Among the entries below, how many lines have the string "blood" in them? Only the number should be given.
*** PROVIDED RECORDS ***
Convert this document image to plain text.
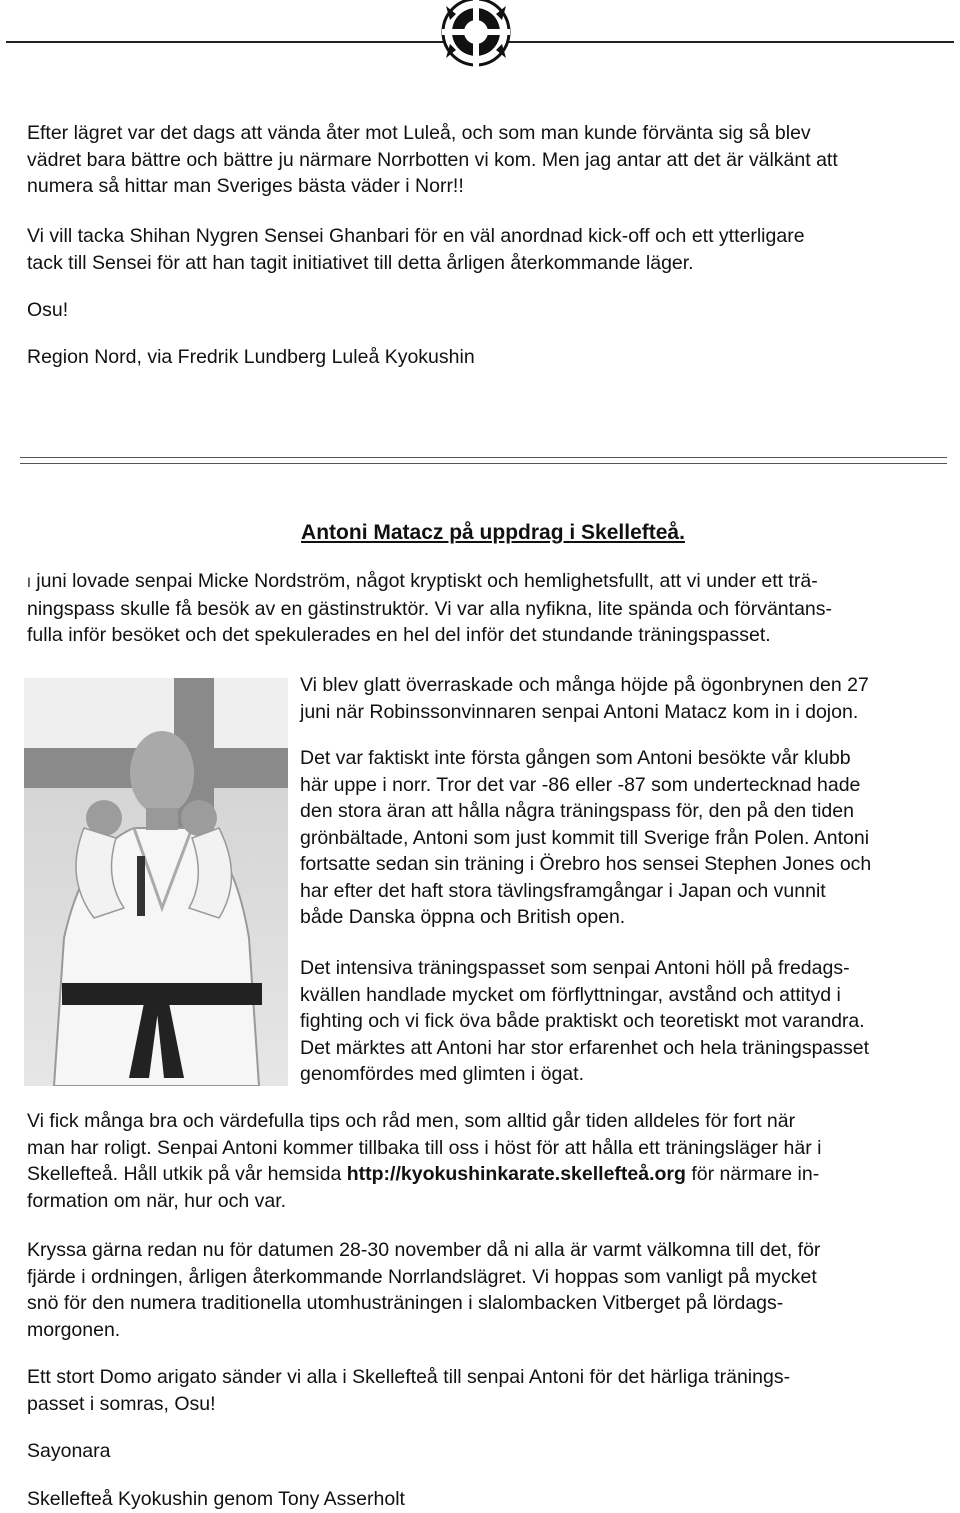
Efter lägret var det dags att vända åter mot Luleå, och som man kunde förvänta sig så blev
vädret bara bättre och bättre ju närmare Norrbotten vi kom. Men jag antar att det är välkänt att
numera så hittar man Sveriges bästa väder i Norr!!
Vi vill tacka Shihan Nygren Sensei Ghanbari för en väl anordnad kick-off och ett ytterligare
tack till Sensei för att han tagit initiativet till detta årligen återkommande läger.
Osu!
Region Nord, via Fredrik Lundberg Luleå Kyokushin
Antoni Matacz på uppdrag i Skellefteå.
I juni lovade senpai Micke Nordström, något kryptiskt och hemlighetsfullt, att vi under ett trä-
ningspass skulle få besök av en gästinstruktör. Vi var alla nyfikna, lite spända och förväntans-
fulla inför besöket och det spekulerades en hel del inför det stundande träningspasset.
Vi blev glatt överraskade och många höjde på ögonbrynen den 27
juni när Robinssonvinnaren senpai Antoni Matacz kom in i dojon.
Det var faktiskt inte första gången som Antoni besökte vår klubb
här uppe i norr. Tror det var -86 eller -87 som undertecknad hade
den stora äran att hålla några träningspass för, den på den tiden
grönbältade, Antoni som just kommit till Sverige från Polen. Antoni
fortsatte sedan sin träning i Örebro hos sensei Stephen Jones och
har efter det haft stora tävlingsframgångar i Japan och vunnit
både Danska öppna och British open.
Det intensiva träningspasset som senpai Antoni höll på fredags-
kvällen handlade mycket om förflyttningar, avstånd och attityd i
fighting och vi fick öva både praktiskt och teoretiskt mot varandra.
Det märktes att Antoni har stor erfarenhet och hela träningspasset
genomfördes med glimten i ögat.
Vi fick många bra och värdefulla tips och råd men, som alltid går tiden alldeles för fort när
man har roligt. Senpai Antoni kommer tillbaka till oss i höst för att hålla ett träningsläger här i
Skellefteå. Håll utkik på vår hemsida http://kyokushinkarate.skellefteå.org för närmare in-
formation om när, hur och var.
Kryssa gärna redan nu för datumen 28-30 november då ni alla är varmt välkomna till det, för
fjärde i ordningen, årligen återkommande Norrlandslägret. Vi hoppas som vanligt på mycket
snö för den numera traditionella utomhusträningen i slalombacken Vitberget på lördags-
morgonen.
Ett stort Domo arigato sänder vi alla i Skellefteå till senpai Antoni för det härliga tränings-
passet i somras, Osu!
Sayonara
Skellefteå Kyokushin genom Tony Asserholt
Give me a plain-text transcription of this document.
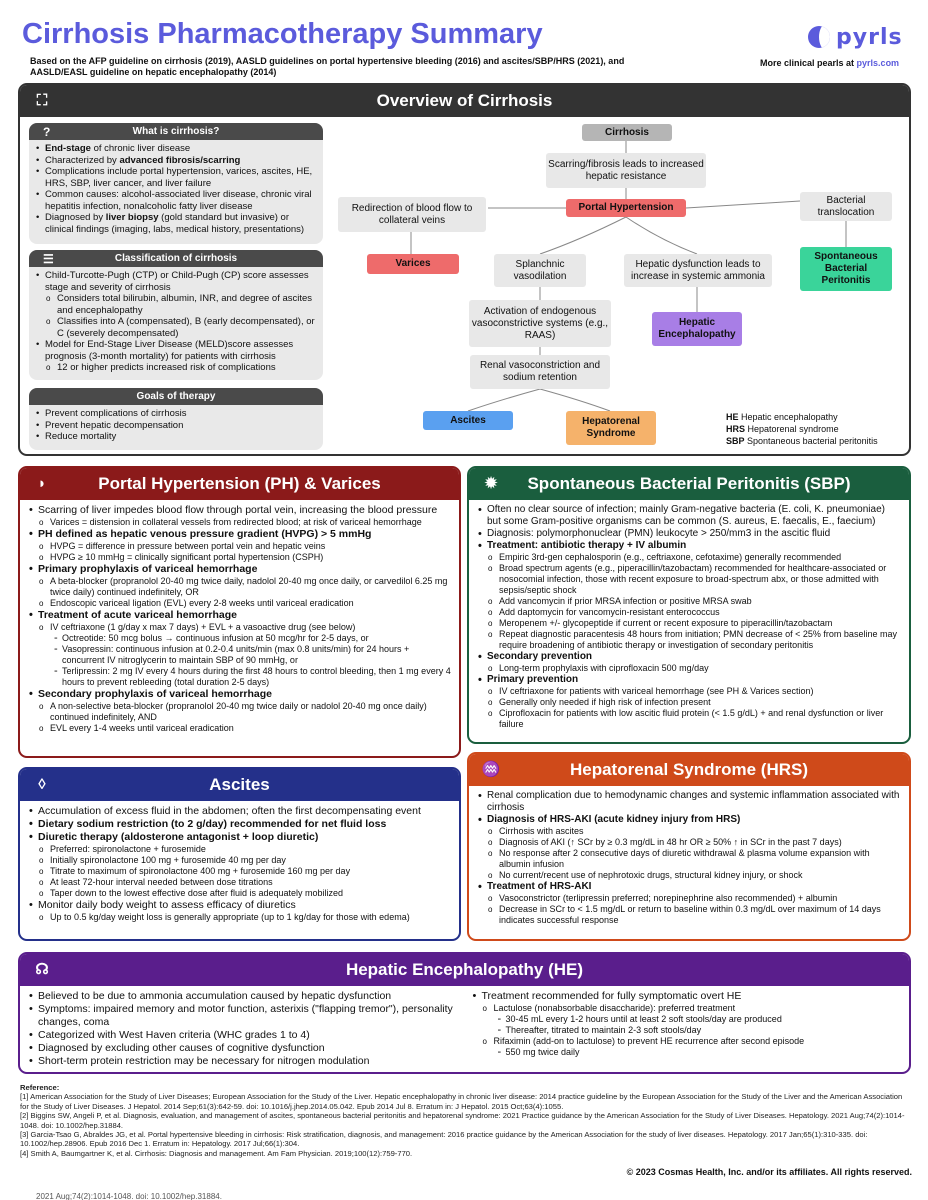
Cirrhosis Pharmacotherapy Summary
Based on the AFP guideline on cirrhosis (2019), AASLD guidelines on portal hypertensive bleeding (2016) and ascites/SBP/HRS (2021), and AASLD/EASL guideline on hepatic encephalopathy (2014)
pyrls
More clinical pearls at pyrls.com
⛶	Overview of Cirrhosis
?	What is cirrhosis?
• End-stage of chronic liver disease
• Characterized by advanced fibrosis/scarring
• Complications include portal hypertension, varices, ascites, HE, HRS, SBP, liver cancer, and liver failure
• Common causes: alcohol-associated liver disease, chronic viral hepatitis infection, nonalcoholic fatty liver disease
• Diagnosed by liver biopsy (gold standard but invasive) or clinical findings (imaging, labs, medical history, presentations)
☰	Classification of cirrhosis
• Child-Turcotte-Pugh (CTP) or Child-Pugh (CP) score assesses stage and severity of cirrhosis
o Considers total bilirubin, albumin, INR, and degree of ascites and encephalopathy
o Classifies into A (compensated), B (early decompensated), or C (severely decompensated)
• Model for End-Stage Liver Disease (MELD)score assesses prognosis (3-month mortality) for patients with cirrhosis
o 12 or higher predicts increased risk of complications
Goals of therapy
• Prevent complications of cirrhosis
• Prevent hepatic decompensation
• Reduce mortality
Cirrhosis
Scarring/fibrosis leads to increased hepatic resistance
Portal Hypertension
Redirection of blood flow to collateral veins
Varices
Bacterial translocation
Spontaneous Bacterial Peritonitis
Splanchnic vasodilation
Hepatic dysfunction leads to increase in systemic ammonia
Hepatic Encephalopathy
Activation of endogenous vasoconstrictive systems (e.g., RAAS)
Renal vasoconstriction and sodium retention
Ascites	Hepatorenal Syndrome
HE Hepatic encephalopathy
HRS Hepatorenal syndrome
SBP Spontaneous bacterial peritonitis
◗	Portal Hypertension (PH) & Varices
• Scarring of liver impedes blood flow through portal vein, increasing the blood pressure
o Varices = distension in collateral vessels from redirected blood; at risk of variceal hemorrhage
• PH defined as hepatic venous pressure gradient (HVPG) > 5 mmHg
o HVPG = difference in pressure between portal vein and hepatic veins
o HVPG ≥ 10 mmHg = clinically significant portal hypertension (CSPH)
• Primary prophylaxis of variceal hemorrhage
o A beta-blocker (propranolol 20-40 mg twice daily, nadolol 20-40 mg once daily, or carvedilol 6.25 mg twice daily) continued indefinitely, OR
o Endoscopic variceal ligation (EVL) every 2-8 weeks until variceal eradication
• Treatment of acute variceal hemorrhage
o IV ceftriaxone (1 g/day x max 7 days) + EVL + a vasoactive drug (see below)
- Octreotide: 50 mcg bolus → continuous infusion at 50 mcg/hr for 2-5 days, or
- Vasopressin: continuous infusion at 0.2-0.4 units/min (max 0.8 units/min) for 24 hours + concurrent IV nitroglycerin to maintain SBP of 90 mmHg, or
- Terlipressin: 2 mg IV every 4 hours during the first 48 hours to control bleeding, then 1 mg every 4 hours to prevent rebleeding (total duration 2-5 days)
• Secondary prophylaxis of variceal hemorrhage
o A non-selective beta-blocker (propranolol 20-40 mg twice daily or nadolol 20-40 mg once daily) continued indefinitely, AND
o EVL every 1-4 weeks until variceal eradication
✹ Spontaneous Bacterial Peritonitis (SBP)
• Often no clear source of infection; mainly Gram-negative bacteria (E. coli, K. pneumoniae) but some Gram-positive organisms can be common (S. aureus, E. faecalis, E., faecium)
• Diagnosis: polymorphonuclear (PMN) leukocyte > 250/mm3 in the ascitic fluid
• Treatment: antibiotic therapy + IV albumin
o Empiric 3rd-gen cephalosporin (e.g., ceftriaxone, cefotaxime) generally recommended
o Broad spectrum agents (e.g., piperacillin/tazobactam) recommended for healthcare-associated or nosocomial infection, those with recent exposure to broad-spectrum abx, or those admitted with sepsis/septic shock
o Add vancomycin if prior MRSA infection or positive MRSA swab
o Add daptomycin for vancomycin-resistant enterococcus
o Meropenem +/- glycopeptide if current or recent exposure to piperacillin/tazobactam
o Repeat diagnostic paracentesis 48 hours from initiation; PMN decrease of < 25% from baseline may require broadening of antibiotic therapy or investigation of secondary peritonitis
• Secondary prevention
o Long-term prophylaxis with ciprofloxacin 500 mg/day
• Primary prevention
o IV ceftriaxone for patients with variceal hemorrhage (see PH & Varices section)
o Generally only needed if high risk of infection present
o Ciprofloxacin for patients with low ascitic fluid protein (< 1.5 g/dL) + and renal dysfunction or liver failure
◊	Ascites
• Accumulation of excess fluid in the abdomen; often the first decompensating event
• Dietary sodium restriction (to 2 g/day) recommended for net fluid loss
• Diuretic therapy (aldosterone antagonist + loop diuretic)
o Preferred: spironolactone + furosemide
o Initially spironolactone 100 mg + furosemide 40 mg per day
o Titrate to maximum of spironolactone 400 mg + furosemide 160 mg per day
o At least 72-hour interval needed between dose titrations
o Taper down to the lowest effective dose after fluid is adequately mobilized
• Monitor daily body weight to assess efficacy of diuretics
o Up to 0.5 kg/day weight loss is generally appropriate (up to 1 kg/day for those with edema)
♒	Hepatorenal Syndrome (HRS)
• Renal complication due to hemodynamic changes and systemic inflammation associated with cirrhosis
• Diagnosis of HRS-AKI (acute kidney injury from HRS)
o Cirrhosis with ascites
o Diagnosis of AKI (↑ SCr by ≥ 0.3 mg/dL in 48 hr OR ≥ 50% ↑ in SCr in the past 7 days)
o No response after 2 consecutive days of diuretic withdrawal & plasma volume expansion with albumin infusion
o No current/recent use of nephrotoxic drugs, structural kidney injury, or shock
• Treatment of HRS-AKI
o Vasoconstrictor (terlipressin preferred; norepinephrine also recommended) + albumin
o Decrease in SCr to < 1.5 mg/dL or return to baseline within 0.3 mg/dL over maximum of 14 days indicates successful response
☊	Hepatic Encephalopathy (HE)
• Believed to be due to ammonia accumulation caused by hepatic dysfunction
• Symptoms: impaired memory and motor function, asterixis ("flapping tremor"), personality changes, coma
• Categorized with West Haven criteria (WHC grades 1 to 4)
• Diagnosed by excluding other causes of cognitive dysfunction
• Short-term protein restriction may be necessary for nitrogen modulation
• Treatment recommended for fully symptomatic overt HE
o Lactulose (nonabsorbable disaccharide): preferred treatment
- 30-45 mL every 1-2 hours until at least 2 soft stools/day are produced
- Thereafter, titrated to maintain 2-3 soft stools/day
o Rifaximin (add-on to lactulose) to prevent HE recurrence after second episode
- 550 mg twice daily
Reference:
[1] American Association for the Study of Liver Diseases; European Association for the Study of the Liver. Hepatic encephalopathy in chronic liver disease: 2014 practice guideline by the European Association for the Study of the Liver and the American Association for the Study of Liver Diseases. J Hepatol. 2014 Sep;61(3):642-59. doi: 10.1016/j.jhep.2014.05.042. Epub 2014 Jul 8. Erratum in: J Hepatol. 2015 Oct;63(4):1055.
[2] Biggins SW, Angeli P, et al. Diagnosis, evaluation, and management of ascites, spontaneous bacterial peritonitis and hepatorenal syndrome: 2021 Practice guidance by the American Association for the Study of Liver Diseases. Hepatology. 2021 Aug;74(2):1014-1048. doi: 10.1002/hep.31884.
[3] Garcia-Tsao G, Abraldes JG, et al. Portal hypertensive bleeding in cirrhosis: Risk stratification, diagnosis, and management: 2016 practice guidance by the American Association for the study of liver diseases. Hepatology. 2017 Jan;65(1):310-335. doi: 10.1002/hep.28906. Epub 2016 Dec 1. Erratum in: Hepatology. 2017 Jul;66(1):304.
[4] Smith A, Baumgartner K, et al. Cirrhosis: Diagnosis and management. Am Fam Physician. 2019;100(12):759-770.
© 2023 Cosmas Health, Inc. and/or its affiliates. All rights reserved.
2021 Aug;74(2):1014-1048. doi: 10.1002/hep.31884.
*** End of PROVIDED RECORDS ***
REPLY TO THE EXERCISE:
3